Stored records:
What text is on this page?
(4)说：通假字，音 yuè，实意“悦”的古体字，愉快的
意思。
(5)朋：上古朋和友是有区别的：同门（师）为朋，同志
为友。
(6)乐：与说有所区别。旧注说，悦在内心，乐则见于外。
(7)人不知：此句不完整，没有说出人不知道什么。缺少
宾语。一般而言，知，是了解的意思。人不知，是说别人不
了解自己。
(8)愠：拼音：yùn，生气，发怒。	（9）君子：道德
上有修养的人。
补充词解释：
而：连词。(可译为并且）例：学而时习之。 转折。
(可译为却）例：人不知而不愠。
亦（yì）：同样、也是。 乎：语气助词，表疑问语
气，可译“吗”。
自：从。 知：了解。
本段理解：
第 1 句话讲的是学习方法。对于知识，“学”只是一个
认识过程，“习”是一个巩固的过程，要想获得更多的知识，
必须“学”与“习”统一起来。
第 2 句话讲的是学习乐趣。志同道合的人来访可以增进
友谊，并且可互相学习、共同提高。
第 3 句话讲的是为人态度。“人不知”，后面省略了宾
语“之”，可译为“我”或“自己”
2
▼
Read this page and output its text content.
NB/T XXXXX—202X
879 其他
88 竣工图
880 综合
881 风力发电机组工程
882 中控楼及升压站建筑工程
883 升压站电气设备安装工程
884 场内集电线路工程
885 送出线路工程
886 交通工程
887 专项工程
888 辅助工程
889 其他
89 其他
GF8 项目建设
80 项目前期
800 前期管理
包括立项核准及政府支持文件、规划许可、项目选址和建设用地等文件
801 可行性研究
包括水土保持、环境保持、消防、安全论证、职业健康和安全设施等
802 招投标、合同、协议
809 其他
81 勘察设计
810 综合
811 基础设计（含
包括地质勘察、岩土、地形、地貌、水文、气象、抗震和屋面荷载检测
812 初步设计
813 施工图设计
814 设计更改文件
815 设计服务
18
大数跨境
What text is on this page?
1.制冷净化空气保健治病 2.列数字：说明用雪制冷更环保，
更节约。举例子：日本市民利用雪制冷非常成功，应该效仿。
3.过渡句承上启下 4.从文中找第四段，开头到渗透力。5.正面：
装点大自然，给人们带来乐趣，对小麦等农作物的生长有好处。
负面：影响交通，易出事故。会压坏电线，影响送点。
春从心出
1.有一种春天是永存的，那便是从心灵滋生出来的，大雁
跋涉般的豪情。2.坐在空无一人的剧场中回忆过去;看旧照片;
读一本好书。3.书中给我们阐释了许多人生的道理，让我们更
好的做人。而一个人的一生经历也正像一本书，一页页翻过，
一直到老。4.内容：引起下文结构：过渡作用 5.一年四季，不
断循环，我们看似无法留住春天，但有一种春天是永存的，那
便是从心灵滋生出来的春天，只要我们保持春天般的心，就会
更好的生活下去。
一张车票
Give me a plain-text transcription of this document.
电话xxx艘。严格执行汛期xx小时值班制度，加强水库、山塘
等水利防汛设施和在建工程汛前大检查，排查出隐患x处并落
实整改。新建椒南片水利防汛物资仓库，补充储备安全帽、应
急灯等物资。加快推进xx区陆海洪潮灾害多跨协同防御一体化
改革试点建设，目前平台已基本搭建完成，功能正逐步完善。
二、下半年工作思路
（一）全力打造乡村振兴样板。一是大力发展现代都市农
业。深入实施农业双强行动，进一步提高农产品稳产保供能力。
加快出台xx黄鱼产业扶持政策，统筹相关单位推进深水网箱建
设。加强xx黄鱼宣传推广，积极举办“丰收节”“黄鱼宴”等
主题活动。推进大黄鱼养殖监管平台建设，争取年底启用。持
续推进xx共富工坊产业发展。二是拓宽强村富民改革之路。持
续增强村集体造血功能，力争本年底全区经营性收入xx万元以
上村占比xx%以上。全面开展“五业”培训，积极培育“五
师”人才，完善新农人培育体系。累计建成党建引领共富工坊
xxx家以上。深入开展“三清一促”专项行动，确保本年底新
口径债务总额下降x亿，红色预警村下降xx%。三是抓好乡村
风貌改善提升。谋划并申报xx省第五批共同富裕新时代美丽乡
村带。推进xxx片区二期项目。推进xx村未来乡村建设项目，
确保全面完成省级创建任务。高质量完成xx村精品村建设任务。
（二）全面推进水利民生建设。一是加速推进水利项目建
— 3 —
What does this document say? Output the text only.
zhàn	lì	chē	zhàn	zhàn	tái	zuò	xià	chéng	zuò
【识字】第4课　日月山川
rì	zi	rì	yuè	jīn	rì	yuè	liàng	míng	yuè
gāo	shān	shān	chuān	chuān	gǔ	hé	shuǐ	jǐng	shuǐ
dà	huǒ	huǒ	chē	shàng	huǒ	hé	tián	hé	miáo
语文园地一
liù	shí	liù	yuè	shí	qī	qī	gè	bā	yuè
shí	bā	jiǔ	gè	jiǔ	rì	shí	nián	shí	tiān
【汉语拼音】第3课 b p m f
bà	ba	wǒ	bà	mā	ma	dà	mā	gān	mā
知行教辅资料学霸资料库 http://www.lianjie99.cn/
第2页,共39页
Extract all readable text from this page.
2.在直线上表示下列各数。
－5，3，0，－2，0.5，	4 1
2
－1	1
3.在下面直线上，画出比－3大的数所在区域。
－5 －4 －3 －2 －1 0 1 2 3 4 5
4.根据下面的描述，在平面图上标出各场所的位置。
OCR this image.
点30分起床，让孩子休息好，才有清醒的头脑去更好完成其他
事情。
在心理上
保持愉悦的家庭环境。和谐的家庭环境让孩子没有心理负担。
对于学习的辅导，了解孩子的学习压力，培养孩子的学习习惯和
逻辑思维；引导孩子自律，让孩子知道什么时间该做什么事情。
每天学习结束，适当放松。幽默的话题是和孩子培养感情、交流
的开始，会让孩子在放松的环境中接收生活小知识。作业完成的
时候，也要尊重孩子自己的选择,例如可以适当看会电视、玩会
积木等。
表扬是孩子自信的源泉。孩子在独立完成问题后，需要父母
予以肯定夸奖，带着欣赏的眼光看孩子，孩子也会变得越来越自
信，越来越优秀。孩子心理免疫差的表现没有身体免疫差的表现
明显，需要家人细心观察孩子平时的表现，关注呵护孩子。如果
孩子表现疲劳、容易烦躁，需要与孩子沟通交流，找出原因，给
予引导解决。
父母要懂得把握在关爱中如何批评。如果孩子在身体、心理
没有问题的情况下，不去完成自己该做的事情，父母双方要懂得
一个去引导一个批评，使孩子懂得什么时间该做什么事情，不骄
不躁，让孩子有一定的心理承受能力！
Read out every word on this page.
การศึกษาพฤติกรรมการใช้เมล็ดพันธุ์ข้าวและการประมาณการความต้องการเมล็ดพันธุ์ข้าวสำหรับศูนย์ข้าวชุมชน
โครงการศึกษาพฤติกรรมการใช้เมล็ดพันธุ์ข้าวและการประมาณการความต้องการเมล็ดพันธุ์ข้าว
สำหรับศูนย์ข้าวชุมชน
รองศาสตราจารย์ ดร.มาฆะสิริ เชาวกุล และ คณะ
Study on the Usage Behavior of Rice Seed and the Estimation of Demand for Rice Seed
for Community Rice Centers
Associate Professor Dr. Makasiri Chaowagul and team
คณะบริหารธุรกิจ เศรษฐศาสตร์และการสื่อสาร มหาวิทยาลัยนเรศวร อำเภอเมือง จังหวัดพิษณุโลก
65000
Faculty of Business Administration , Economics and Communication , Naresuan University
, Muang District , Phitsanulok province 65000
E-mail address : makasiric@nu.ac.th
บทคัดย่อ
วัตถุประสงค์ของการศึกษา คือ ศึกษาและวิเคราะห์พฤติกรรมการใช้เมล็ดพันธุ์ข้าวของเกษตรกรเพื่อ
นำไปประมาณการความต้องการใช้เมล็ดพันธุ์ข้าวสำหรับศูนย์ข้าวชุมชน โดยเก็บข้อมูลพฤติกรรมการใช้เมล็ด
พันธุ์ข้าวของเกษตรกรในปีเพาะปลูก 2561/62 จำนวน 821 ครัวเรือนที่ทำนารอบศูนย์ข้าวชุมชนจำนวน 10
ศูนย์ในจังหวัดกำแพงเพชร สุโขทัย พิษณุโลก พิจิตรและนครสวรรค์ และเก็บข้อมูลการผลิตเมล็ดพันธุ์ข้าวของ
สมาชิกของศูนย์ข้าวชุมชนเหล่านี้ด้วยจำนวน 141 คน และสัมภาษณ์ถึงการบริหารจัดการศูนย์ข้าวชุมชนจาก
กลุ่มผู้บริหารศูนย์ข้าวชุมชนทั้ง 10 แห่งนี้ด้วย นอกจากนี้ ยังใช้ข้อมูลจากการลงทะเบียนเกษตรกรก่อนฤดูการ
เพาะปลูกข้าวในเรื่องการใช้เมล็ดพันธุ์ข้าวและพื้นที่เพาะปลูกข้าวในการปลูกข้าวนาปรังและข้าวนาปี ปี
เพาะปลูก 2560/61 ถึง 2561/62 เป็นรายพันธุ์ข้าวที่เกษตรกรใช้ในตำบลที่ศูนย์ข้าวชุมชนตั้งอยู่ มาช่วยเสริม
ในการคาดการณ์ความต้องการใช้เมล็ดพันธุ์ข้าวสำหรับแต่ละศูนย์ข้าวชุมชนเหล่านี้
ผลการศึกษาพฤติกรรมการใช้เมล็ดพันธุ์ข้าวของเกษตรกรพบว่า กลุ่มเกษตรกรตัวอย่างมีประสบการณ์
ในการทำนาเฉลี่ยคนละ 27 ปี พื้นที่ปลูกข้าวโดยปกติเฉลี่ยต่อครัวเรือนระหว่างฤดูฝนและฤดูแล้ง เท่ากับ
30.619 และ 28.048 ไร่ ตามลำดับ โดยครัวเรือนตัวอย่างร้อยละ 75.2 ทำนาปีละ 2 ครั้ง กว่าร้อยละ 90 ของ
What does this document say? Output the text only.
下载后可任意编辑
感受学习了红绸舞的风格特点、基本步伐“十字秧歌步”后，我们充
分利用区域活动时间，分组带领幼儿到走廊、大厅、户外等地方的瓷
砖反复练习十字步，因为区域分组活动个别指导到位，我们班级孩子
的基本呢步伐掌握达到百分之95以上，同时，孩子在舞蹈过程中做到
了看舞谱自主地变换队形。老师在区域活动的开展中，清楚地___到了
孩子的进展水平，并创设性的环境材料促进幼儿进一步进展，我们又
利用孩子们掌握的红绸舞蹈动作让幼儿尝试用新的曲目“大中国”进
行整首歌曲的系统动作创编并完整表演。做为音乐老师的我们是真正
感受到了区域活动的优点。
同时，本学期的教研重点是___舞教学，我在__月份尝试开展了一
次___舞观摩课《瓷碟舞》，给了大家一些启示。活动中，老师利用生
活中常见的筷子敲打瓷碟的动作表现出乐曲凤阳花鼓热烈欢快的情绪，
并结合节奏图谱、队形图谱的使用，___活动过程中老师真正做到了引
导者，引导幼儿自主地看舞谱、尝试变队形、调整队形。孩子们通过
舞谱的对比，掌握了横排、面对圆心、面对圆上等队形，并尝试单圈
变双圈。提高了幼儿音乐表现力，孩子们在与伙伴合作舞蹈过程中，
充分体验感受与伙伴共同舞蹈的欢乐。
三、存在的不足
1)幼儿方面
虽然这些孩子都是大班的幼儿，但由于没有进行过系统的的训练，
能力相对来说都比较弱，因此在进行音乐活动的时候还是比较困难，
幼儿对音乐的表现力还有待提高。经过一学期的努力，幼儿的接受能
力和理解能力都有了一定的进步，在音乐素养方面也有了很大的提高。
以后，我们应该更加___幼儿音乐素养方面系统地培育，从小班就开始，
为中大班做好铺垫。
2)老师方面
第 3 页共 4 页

**TASK STATEMENT:** Identify each line in the records above containing the word "this"; copy those lines.

**OUTPUT:**
What text is on this page?
Read this page and output its text content.
What text is on this page?
Give me a plain-text transcription of this document.
What does this document say? Output the text only.
Extract all readable text from this page.
OCR this image.
Read out every word on this page.
What does this document say? Output the text only.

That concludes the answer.